* _WHAT THIS TASK INVOLVES_:
Show all lines holding "PDMA".
◆ ◆ ◆ ◆ ◆ ◆ ◆
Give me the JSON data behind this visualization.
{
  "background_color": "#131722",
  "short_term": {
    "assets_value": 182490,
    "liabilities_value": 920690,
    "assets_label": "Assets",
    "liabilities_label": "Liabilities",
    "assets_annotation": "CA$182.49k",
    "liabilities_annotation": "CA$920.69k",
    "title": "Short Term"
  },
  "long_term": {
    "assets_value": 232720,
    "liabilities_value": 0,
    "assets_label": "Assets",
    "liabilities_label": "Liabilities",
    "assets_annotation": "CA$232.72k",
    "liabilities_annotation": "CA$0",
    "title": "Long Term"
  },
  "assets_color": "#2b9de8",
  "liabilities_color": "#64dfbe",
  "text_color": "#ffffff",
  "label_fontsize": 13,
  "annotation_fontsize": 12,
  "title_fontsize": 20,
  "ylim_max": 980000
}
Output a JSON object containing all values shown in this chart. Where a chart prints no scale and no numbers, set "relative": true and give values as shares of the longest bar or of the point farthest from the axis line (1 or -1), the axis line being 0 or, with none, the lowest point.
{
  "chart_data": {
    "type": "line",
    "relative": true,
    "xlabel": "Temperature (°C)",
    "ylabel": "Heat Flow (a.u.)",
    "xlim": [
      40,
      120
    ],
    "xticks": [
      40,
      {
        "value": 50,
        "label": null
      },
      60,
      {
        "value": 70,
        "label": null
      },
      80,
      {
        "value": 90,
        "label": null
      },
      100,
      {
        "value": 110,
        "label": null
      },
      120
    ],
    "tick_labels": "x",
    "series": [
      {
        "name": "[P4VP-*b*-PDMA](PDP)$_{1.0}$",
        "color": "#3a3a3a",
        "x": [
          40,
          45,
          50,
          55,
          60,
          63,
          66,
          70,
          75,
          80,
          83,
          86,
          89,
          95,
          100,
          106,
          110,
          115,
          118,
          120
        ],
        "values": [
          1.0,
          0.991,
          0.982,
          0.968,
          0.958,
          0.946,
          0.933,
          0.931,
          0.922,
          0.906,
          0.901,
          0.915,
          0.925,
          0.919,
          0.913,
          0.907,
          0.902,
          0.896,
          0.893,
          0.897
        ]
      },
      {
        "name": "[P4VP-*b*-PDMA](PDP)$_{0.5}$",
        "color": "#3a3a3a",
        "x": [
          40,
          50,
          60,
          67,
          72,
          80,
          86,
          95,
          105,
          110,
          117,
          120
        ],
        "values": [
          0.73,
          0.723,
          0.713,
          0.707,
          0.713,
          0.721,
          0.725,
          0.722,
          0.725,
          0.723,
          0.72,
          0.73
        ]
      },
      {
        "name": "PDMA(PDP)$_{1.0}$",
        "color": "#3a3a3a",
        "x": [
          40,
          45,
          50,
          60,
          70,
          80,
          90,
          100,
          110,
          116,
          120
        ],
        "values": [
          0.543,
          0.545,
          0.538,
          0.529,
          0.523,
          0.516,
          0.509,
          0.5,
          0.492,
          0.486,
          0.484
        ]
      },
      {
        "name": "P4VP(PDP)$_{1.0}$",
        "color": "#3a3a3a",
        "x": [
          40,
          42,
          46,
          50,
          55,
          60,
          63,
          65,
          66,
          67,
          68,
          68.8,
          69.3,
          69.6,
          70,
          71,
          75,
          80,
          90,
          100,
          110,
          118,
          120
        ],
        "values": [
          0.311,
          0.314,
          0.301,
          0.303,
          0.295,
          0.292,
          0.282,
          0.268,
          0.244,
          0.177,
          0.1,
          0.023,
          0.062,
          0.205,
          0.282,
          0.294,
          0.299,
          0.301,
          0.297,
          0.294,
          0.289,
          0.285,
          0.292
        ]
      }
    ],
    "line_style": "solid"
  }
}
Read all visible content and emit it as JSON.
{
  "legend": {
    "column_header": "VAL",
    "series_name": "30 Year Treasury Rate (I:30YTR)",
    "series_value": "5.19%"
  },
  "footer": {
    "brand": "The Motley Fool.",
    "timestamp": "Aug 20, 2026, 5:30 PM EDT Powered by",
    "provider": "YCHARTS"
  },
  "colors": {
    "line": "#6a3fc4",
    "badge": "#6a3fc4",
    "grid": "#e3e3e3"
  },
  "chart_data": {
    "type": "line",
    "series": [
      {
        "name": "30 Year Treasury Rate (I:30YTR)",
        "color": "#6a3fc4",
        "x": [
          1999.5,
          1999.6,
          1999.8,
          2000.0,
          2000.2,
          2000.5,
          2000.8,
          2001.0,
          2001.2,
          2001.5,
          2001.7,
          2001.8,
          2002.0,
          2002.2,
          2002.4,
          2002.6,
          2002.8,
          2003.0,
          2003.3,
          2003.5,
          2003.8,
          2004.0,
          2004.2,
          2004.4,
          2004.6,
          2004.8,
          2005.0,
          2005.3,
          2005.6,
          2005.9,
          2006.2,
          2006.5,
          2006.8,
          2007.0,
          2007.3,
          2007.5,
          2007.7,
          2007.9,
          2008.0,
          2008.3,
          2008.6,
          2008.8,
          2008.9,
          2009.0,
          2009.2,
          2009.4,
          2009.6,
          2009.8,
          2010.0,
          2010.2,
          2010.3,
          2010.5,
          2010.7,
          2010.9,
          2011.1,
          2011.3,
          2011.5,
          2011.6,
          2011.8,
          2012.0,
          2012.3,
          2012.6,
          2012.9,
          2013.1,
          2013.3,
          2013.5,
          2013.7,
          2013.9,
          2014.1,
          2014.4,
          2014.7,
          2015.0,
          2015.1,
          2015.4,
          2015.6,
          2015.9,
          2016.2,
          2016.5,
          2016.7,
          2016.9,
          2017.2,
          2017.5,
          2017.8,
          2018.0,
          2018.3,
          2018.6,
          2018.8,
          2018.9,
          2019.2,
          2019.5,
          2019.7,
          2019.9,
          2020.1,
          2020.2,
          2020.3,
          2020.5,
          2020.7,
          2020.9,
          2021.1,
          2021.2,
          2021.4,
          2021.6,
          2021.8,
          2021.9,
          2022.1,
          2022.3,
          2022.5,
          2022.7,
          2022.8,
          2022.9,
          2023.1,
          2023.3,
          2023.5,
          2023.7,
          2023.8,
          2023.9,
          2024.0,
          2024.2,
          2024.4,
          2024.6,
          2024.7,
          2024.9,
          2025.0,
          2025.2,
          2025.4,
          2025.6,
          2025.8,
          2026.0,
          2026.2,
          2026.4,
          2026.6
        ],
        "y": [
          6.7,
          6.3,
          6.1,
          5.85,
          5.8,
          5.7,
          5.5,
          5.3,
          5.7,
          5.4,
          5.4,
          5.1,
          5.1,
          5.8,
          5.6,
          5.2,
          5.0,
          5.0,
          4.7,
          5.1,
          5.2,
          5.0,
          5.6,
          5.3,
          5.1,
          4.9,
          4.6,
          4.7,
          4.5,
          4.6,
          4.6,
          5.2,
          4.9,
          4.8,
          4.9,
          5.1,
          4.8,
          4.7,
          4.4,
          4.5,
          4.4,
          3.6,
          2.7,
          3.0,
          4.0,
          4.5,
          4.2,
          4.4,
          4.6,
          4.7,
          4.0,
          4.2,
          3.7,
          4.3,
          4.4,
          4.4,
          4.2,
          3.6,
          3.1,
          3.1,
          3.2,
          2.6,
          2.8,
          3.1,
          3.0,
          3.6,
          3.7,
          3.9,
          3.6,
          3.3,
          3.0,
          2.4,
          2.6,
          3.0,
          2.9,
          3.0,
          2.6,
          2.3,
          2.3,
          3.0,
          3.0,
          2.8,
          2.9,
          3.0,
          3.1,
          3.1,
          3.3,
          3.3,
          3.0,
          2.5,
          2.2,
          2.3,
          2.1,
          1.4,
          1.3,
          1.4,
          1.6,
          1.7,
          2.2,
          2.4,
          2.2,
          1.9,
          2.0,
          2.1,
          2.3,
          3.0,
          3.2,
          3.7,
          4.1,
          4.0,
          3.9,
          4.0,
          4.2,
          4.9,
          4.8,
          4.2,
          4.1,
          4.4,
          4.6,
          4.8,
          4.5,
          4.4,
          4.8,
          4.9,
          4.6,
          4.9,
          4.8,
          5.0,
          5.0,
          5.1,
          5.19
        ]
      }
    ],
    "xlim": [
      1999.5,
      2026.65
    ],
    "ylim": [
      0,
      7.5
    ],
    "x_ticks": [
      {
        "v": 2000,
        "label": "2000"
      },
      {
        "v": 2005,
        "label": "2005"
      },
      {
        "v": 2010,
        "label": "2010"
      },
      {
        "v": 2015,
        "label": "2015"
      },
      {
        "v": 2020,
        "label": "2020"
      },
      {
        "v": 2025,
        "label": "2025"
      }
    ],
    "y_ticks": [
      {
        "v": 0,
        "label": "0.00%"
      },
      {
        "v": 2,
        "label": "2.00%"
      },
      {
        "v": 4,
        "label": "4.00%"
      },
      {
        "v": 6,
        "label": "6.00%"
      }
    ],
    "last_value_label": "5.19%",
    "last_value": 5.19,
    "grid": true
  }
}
◆ ◆ ◆ ◆ ◆ ◆ ◆
* _ANSWER_:
        "name": "[P4VP-*b*-PDMA](PDP)$_{1.0}$",
        "name": "[P4VP-*b*-PDMA](PDP)$_{0.5}$",
        "name": "PDMA(PDP)$_{1.0}$",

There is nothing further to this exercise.